---------- Available data ----------
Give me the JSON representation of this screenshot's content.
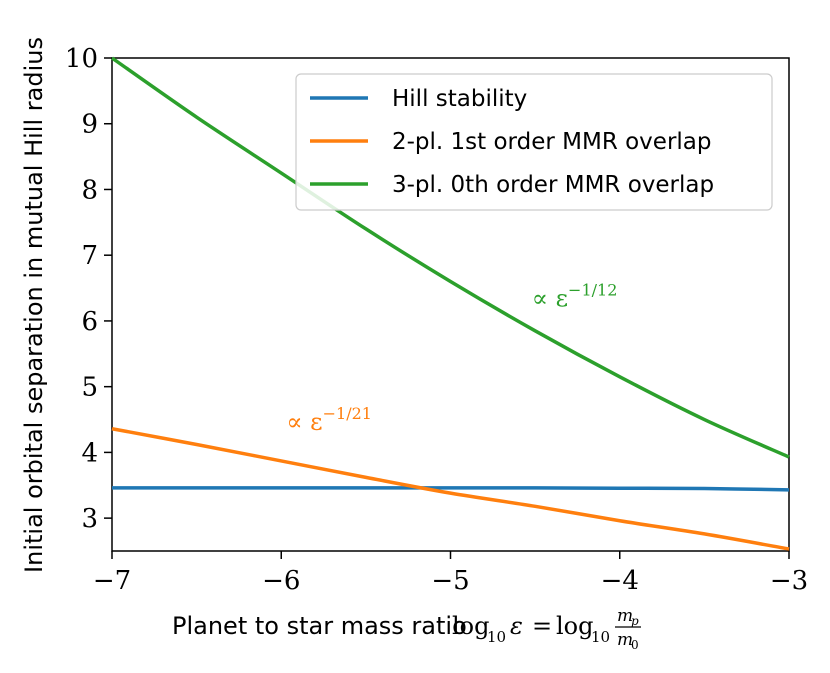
{
  "chart_data": {
    "type": "line",
    "xlabel": "Planet to star mass ratio",
    "xlabel_math": {
      "log": "log",
      "sub": "10",
      "eps": "ε",
      "eq": "=",
      "frac_num": "m",
      "frac_num_sub": "p",
      "frac_den": "m",
      "frac_den_sub": "0"
    },
    "ylabel": "Initial orbital separation in mutual Hill radius",
    "xlim": [
      -7,
      -3
    ],
    "ylim": [
      2.5,
      10
    ],
    "xticks": [
      -7,
      -6,
      -5,
      -4,
      -3
    ],
    "xtick_labels": [
      "−7",
      "−6",
      "−5",
      "−4",
      "−3"
    ],
    "yticks": [
      3,
      4,
      5,
      6,
      7,
      8,
      9,
      10
    ],
    "ytick_labels": [
      "3",
      "4",
      "5",
      "6",
      "7",
      "8",
      "9",
      "10"
    ],
    "legend_position": "upper-right",
    "series": [
      {
        "name": "Hill stability",
        "color": "#1f77b4",
        "x": [
          -7,
          -6.5,
          -6,
          -5.5,
          -5,
          -4.5,
          -4,
          -3.5,
          -3
        ],
        "y": [
          3.46,
          3.46,
          3.46,
          3.46,
          3.46,
          3.46,
          3.455,
          3.45,
          3.43
        ]
      },
      {
        "name": "2-pl. 1st order MMR overlap",
        "color": "#ff7f0e",
        "x": [
          -7,
          -6.5,
          -6,
          -5.5,
          -5,
          -4.5,
          -4,
          -3.5,
          -3
        ],
        "y": [
          4.36,
          4.12,
          3.87,
          3.62,
          3.38,
          3.18,
          2.96,
          2.76,
          2.53
        ]
      },
      {
        "name": "3-pl. 0th order MMR overlap",
        "color": "#2ca02c",
        "x": [
          -7,
          -6.5,
          -6,
          -5.5,
          -5,
          -4.5,
          -4,
          -3.5,
          -3
        ],
        "y": [
          10.0,
          9.1,
          8.25,
          7.4,
          6.6,
          5.85,
          5.15,
          4.5,
          3.93
        ]
      }
    ],
    "annotations": [
      {
        "prefix": "∝ ε",
        "exponent": "−1/12",
        "color": "#2ca02c",
        "x": -4.52,
        "y": 6.22
      },
      {
        "prefix": "∝ ε",
        "exponent": "−1/21",
        "color": "#ff7f0e",
        "x": -5.97,
        "y": 4.34
      }
    ]
  }
}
----------
■ Problem to solve
An exact transcription of all the entries is required, without the pictures.

■ Solution for this exercise
Give me the JSON representation of this screenshot's content.
{
  "chart_data": {
    "type": "line",
    "xlabel": "Planet to star mass ratio",
    "xlabel_math": {
      "log": "log",
      "sub": "10",
      "eps": "ε",
      "eq": "=",
      "frac_num": "m",
      "frac_num_sub": "p",
      "frac_den": "m",
      "frac_den_sub": "0"
    },
    "ylabel": "Initial orbital separation in mutual Hill radius",
    "xlim": [
      -7,
      -3
    ],
    "ylim": [
      2.5,
      10
    ],
    "xticks": [
      -7,
      -6,
      -5,
      -4,
      -3
    ],
    "xtick_labels": [
      "−7",
      "−6",
      "−5",
      "−4",
      "−3"
    ],
    "yticks": [
      3,
      4,
      5,
      6,
      7,
      8,
      9,
      10
    ],
    "ytick_labels": [
      "3",
      "4",
      "5",
      "6",
      "7",
      "8",
      "9",
      "10"
    ],
    "legend_position": "upper-right",
    "series": [
      {
        "name": "Hill stability",
        "color": "#1f77b4",
        "x": [
          -7,
          -6.5,
          -6,
          -5.5,
          -5,
          -4.5,
          -4,
          -3.5,
          -3
        ],
        "y": [
          3.46,
          3.46,
          3.46,
          3.46,
          3.46,
          3.46,
          3.455,
          3.45,
          3.43
        ]
      },
      {
        "name": "2-pl. 1st order MMR overlap",
        "color": "#ff7f0e",
        "x": [
          -7,
          -6.5,
          -6,
          -5.5,
          -5,
          -4.5,
          -4,
          -3.5,
          -3
        ],
        "y": [
          4.36,
          4.12,
          3.87,
          3.62,
          3.38,
          3.18,
          2.96,
          2.76,
          2.53
        ]
      },
      {
        "name": "3-pl. 0th order MMR overlap",
        "color": "#2ca02c",
        "x": [
          -7,
          -6.5,
          -6,
          -5.5,
          -5,
          -4.5,
          -4,
          -3.5,
          -3
        ],
        "y": [
          10.0,
          9.1,
          8.25,
          7.4,
          6.6,
          5.85,
          5.15,
          4.5,
          3.93
        ]
      }
    ],
    "annotations": [
      {
        "prefix": "∝ ε",
        "exponent": "−1/12",
        "color": "#2ca02c",
        "x": -4.52,
        "y": 6.22
      },
      {
        "prefix": "∝ ε",
        "exponent": "−1/21",
        "color": "#ff7f0e",
        "x": -5.97,
        "y": 4.34
      }
    ]
  }
}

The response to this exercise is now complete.